• What to do
Without including the pictures, copy out every line below.

• The data
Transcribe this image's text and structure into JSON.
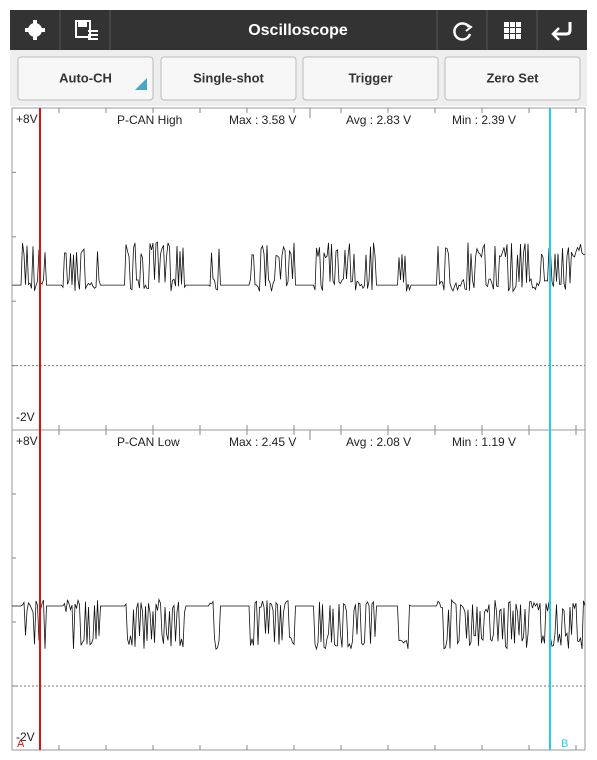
{
  "toolbar": {
    "title": "Oscilloscope"
  },
  "buttons": [
    "Auto-CH",
    "Single-shot",
    "Trigger",
    "Zero Set"
  ],
  "channels": [
    {
      "name": "P-CAN High",
      "max": "Max : 3.58 V",
      "avg": "Avg : 2.83 V",
      "min": "Min : 2.39 V",
      "top_label": "+8V",
      "bottom_label": "-2V"
    },
    {
      "name": "P-CAN Low",
      "max": "Max : 2.45 V",
      "avg": "Avg : 2.08 V",
      "min": "Min : 1.19 V",
      "top_label": "+8V",
      "bottom_label": "-2V"
    }
  ],
  "cursors": {
    "a": "A",
    "b": "B"
  }
}
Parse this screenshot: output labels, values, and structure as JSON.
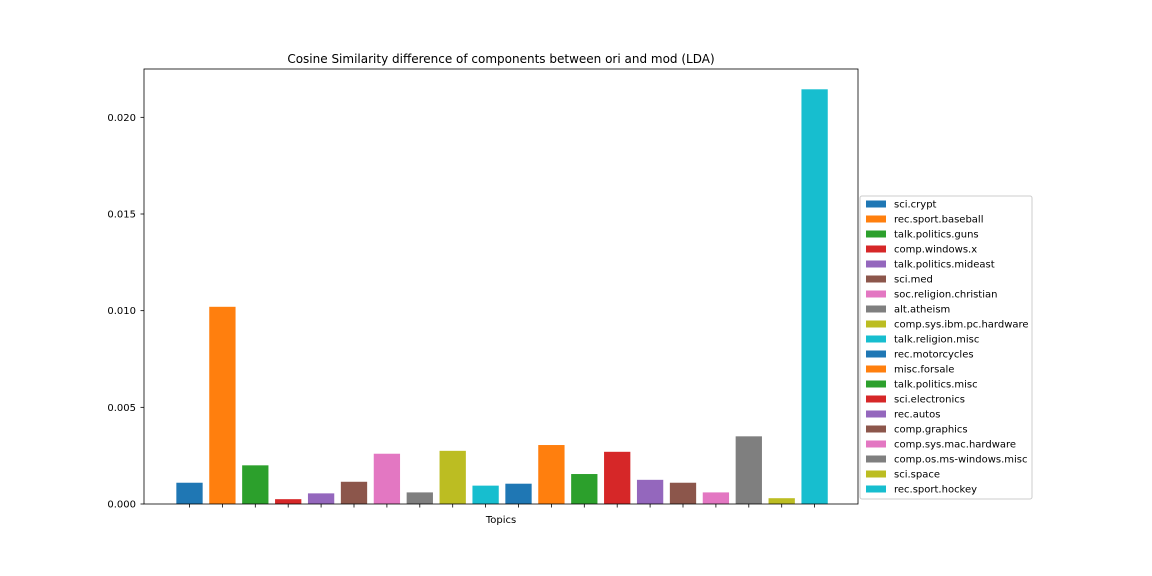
{
  "chart_data": {
    "type": "bar",
    "title": "Cosine Similarity difference of components between ori and mod (LDA)",
    "xlabel": "Topics",
    "ylabel": "",
    "ylim": [
      0,
      0.0225
    ],
    "yticks": [
      "0.000",
      "0.005",
      "0.010",
      "0.015",
      "0.020"
    ],
    "ytick_values": [
      0,
      0.005,
      0.01,
      0.015,
      0.02
    ],
    "grid": false,
    "legend_placement": "right",
    "series": [
      {
        "name": "sci.crypt",
        "value": 0.0011,
        "color": "#1f77b4"
      },
      {
        "name": "rec.sport.baseball",
        "value": 0.0102,
        "color": "#ff7f0e"
      },
      {
        "name": "talk.politics.guns",
        "value": 0.002,
        "color": "#2ca02c"
      },
      {
        "name": "comp.windows.x",
        "value": 0.00025,
        "color": "#d62728"
      },
      {
        "name": "talk.politics.mideast",
        "value": 0.00055,
        "color": "#9467bd"
      },
      {
        "name": "sci.med",
        "value": 0.00115,
        "color": "#8c564b"
      },
      {
        "name": "soc.religion.christian",
        "value": 0.0026,
        "color": "#e377c2"
      },
      {
        "name": "alt.atheism",
        "value": 0.0006,
        "color": "#7f7f7f"
      },
      {
        "name": "comp.sys.ibm.pc.hardware",
        "value": 0.00275,
        "color": "#bcbd22"
      },
      {
        "name": "talk.religion.misc",
        "value": 0.00095,
        "color": "#17becf"
      },
      {
        "name": "rec.motorcycles",
        "value": 0.00105,
        "color": "#1f77b4"
      },
      {
        "name": "misc.forsale",
        "value": 0.00305,
        "color": "#ff7f0e"
      },
      {
        "name": "talk.politics.misc",
        "value": 0.00155,
        "color": "#2ca02c"
      },
      {
        "name": "sci.electronics",
        "value": 0.0027,
        "color": "#d62728"
      },
      {
        "name": "rec.autos",
        "value": 0.00125,
        "color": "#9467bd"
      },
      {
        "name": "comp.graphics",
        "value": 0.0011,
        "color": "#8c564b"
      },
      {
        "name": "comp.sys.mac.hardware",
        "value": 0.0006,
        "color": "#e377c2"
      },
      {
        "name": "comp.os.ms-windows.misc",
        "value": 0.0035,
        "color": "#7f7f7f"
      },
      {
        "name": "sci.space",
        "value": 0.0003,
        "color": "#bcbd22"
      },
      {
        "name": "rec.sport.hockey",
        "value": 0.02145,
        "color": "#17becf"
      }
    ]
  }
}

• Result
Transcribe this image's text and structure into JSON.
{
  "toolbar": {
    "title": "Oscilloscope"
  },
  "buttons": [
    "Auto-CH",
    "Single-shot",
    "Trigger",
    "Zero Set"
  ],
  "channels": [
    {
      "name": "P-CAN High",
      "max": "Max : 3.58 V",
      "avg": "Avg : 2.83 V",
      "min": "Min : 2.39 V",
      "top_label": "+8V",
      "bottom_label": "-2V"
    },
    {
      "name": "P-CAN Low",
      "max": "Max : 2.45 V",
      "avg": "Avg : 2.08 V",
      "min": "Min : 1.19 V",
      "top_label": "+8V",
      "bottom_label": "-2V"
    }
  ],
  "cursors": {
    "a": "A",
    "b": "B"
  }
}
Parse this screenshot: output labels, values, and structure as JSON.
{
  "chart_data": {
    "type": "bar",
    "title": "Cosine Similarity difference of components between ori and mod (LDA)",
    "xlabel": "Topics",
    "ylabel": "",
    "ylim": [
      0,
      0.0225
    ],
    "yticks": [
      "0.000",
      "0.005",
      "0.010",
      "0.015",
      "0.020"
    ],
    "ytick_values": [
      0,
      0.005,
      0.01,
      0.015,
      0.02
    ],
    "grid": false,
    "legend_placement": "right",
    "series": [
      {
        "name": "sci.crypt",
        "value": 0.0011,
        "color": "#1f77b4"
      },
      {
        "name": "rec.sport.baseball",
        "value": 0.0102,
        "color": "#ff7f0e"
      },
      {
        "name": "talk.politics.guns",
        "value": 0.002,
        "color": "#2ca02c"
      },
      {
        "name": "comp.windows.x",
        "value": 0.00025,
        "color": "#d62728"
      },
      {
        "name": "talk.politics.mideast",
        "value": 0.00055,
        "color": "#9467bd"
      },
      {
        "name": "sci.med",
        "value": 0.00115,
        "color": "#8c564b"
      },
      {
        "name": "soc.religion.christian",
        "value": 0.0026,
        "color": "#e377c2"
      },
      {
        "name": "alt.atheism",
        "value": 0.0006,
        "color": "#7f7f7f"
      },
      {
        "name": "comp.sys.ibm.pc.hardware",
        "value": 0.00275,
        "color": "#bcbd22"
      },
      {
        "name": "talk.religion.misc",
        "value": 0.00095,
        "color": "#17becf"
      },
      {
        "name": "rec.motorcycles",
        "value": 0.00105,
        "color": "#1f77b4"
      },
      {
        "name": "misc.forsale",
        "value": 0.00305,
        "color": "#ff7f0e"
      },
      {
        "name": "talk.politics.misc",
        "value": 0.00155,
        "color": "#2ca02c"
      },
      {
        "name": "sci.electronics",
        "value": 0.0027,
        "color": "#d62728"
      },
      {
        "name": "rec.autos",
        "value": 0.00125,
        "color": "#9467bd"
      },
      {
        "name": "comp.graphics",
        "value": 0.0011,
        "color": "#8c564b"
      },
      {
        "name": "comp.sys.mac.hardware",
        "value": 0.0006,
        "color": "#e377c2"
      },
      {
        "name": "comp.os.ms-windows.misc",
        "value": 0.0035,
        "color": "#7f7f7f"
      },
      {
        "name": "sci.space",
        "value": 0.0003,
        "color": "#bcbd22"
      },
      {
        "name": "rec.sport.hockey",
        "value": 0.02145,
        "color": "#17becf"
      }
    ]
  }
}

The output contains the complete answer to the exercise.